§ **THE REQUEST**
Output the material below in its entirety, exactly as given.

###

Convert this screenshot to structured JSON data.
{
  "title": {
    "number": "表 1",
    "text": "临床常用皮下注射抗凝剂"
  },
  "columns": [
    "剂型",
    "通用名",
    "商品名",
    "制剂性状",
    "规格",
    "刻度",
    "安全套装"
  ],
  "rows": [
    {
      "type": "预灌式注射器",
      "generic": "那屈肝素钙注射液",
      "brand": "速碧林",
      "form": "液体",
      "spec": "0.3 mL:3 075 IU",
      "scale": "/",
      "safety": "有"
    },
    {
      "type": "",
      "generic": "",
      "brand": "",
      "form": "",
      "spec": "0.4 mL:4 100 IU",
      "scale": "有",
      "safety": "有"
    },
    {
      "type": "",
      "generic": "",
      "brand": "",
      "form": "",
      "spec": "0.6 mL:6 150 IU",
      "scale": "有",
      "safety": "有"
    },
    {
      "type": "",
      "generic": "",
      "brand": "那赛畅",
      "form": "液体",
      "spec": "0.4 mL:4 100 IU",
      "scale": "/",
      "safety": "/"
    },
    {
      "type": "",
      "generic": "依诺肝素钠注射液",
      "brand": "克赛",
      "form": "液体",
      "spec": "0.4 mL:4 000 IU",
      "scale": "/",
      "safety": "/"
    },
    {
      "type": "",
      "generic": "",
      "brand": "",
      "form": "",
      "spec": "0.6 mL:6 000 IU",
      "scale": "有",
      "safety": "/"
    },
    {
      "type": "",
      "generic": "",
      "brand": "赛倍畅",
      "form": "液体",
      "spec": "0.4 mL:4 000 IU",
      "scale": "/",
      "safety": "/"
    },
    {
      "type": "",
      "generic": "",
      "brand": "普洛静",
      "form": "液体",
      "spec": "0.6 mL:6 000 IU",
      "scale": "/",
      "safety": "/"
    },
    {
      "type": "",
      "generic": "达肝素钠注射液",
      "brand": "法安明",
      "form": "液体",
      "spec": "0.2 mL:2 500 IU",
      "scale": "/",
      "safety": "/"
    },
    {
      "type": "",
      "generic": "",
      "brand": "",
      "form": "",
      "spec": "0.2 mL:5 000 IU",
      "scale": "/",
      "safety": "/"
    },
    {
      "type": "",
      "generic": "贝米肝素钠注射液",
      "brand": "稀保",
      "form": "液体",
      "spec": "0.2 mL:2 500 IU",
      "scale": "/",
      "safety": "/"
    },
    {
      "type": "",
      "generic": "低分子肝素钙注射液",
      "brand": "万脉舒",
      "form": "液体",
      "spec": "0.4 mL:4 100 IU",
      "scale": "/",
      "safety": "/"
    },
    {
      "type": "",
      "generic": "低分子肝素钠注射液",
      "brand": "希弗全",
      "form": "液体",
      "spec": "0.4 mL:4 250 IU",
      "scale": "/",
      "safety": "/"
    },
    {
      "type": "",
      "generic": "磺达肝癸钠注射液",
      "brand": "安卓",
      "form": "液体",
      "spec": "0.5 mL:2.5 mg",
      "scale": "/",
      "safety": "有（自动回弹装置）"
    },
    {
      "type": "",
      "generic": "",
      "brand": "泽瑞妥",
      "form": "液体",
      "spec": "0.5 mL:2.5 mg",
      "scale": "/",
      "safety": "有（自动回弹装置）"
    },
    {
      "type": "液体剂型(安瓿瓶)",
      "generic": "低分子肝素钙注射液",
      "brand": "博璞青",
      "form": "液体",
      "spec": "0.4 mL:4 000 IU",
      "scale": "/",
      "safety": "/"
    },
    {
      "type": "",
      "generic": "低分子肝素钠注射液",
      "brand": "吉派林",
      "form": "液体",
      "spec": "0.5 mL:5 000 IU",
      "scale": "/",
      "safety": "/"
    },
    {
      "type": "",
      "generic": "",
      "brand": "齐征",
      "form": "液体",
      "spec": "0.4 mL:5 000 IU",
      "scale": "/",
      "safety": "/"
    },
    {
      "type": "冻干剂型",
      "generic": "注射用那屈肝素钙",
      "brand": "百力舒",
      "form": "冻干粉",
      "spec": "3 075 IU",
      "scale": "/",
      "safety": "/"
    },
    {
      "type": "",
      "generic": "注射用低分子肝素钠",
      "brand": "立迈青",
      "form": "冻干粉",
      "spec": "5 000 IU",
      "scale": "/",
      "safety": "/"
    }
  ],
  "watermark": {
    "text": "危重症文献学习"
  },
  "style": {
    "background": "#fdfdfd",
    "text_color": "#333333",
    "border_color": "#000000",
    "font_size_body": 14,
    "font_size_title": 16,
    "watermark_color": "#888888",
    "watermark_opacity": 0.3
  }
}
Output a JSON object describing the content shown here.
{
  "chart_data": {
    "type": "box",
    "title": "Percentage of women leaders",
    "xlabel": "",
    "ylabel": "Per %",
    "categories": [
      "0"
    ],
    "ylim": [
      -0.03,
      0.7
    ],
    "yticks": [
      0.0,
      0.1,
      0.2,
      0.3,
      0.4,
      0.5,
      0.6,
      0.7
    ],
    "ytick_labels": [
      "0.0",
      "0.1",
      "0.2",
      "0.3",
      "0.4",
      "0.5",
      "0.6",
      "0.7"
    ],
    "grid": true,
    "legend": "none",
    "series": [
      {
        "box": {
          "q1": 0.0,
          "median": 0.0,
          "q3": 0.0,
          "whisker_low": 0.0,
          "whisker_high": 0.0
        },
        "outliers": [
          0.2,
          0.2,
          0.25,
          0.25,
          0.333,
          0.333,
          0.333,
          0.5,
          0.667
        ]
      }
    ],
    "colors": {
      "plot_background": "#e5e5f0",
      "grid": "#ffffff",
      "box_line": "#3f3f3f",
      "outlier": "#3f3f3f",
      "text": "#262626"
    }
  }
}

###

§ **SOLUTION TO THIS PROBLEM**
Convert this screenshot to structured JSON data.
{
  "title": {
    "number": "表 1",
    "text": "临床常用皮下注射抗凝剂"
  },
  "columns": [
    "剂型",
    "通用名",
    "商品名",
    "制剂性状",
    "规格",
    "刻度",
    "安全套装"
  ],
  "rows": [
    {
      "type": "预灌式注射器",
      "generic": "那屈肝素钙注射液",
      "brand": "速碧林",
      "form": "液体",
      "spec": "0.3 mL:3 075 IU",
      "scale": "/",
      "safety": "有"
    },
    {
      "type": "",
      "generic": "",
      "brand": "",
      "form": "",
      "spec": "0.4 mL:4 100 IU",
      "scale": "有",
      "safety": "有"
    },
    {
      "type": "",
      "generic": "",
      "brand": "",
      "form": "",
      "spec": "0.6 mL:6 150 IU",
      "scale": "有",
      "safety": "有"
    },
    {
      "type": "",
      "generic": "",
      "brand": "那赛畅",
      "form": "液体",
      "spec": "0.4 mL:4 100 IU",
      "scale": "/",
      "safety": "/"
    },
    {
      "type": "",
      "generic": "依诺肝素钠注射液",
      "brand": "克赛",
      "form": "液体",
      "spec": "0.4 mL:4 000 IU",
      "scale": "/",
      "safety": "/"
    },
    {
      "type": "",
      "generic": "",
      "brand": "",
      "form": "",
      "spec": "0.6 mL:6 000 IU",
      "scale": "有",
      "safety": "/"
    },
    {
      "type": "",
      "generic": "",
      "brand": "赛倍畅",
      "form": "液体",
      "spec": "0.4 mL:4 000 IU",
      "scale": "/",
      "safety": "/"
    },
    {
      "type": "",
      "generic": "",
      "brand": "普洛静",
      "form": "液体",
      "spec": "0.6 mL:6 000 IU",
      "scale": "/",
      "safety": "/"
    },
    {
      "type": "",
      "generic": "达肝素钠注射液",
      "brand": "法安明",
      "form": "液体",
      "spec": "0.2 mL:2 500 IU",
      "scale": "/",
      "safety": "/"
    },
    {
      "type": "",
      "generic": "",
      "brand": "",
      "form": "",
      "spec": "0.2 mL:5 000 IU",
      "scale": "/",
      "safety": "/"
    },
    {
      "type": "",
      "generic": "贝米肝素钠注射液",
      "brand": "稀保",
      "form": "液体",
      "spec": "0.2 mL:2 500 IU",
      "scale": "/",
      "safety": "/"
    },
    {
      "type": "",
      "generic": "低分子肝素钙注射液",
      "brand": "万脉舒",
      "form": "液体",
      "spec": "0.4 mL:4 100 IU",
      "scale": "/",
      "safety": "/"
    },
    {
      "type": "",
      "generic": "低分子肝素钠注射液",
      "brand": "希弗全",
      "form": "液体",
      "spec": "0.4 mL:4 250 IU",
      "scale": "/",
      "safety": "/"
    },
    {
      "type": "",
      "generic": "磺达肝癸钠注射液",
      "brand": "安卓",
      "form": "液体",
      "spec": "0.5 mL:2.5 mg",
      "scale": "/",
      "safety": "有（自动回弹装置）"
    },
    {
      "type": "",
      "generic": "",
      "brand": "泽瑞妥",
      "form": "液体",
      "spec": "0.5 mL:2.5 mg",
      "scale": "/",
      "safety": "有（自动回弹装置）"
    },
    {
      "type": "液体剂型(安瓿瓶)",
      "generic": "低分子肝素钙注射液",
      "brand": "博璞青",
      "form": "液体",
      "spec": "0.4 mL:4 000 IU",
      "scale": "/",
      "safety": "/"
    },
    {
      "type": "",
      "generic": "低分子肝素钠注射液",
      "brand": "吉派林",
      "form": "液体",
      "spec": "0.5 mL:5 000 IU",
      "scale": "/",
      "safety": "/"
    },
    {
      "type": "",
      "generic": "",
      "brand": "齐征",
      "form": "液体",
      "spec": "0.4 mL:5 000 IU",
      "scale": "/",
      "safety": "/"
    },
    {
      "type": "冻干剂型",
      "generic": "注射用那屈肝素钙",
      "brand": "百力舒",
      "form": "冻干粉",
      "spec": "3 075 IU",
      "scale": "/",
      "safety": "/"
    },
    {
      "type": "",
      "generic": "注射用低分子肝素钠",
      "brand": "立迈青",
      "form": "冻干粉",
      "spec": "5 000 IU",
      "scale": "/",
      "safety": "/"
    }
  ],
  "watermark": {
    "text": "危重症文献学习"
  },
  "style": {
    "background": "#fdfdfd",
    "text_color": "#333333",
    "border_color": "#000000",
    "font_size_body": 14,
    "font_size_title": 16,
    "watermark_color": "#888888",
    "watermark_opacity": 0.3
  }
}
Output a JSON object describing the content shown here.
{
  "chart_data": {
    "type": "box",
    "title": "Percentage of women leaders",
    "xlabel": "",
    "ylabel": "Per %",
    "categories": [
      "0"
    ],
    "ylim": [
      -0.03,
      0.7
    ],
    "yticks": [
      0.0,
      0.1,
      0.2,
      0.3,
      0.4,
      0.5,
      0.6,
      0.7
    ],
    "ytick_labels": [
      "0.0",
      "0.1",
      "0.2",
      "0.3",
      "0.4",
      "0.5",
      "0.6",
      "0.7"
    ],
    "grid": true,
    "legend": "none",
    "series": [
      {
        "box": {
          "q1": 0.0,
          "median": 0.0,
          "q3": 0.0,
          "whisker_low": 0.0,
          "whisker_high": 0.0
        },
        "outliers": [
          0.2,
          0.2,
          0.25,
          0.25,
          0.333,
          0.333,
          0.333,
          0.5,
          0.667
        ]
      }
    ],
    "colors": {
      "plot_background": "#e5e5f0",
      "grid": "#ffffff",
      "box_line": "#3f3f3f",
      "outlier": "#3f3f3f",
      "text": "#262626"
    }
  }
}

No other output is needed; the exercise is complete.